> Dataset entries:
►

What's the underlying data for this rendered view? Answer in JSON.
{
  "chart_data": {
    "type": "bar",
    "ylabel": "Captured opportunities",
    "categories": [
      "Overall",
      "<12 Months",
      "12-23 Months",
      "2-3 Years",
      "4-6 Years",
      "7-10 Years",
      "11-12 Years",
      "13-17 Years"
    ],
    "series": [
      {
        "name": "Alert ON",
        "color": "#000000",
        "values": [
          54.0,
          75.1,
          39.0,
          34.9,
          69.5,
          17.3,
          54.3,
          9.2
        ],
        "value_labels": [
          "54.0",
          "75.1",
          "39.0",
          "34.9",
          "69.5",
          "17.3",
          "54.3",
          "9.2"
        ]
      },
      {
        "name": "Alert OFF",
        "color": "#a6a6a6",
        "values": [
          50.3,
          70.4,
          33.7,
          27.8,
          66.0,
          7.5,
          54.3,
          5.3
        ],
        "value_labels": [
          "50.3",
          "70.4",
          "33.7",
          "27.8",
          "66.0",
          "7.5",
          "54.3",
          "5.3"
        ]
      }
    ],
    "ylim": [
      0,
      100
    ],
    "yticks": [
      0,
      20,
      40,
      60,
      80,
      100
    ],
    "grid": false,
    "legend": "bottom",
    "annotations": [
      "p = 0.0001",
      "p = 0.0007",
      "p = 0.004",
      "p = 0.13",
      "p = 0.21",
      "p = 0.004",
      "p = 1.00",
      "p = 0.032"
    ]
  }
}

◄

> Exercise task: From the data above, copy each line that has the string "Years".

> Answer:
      "2-3 Years",
      "4-6 Years",
      "7-10 Years",
      "11-12 Years",
      "13-17 Years"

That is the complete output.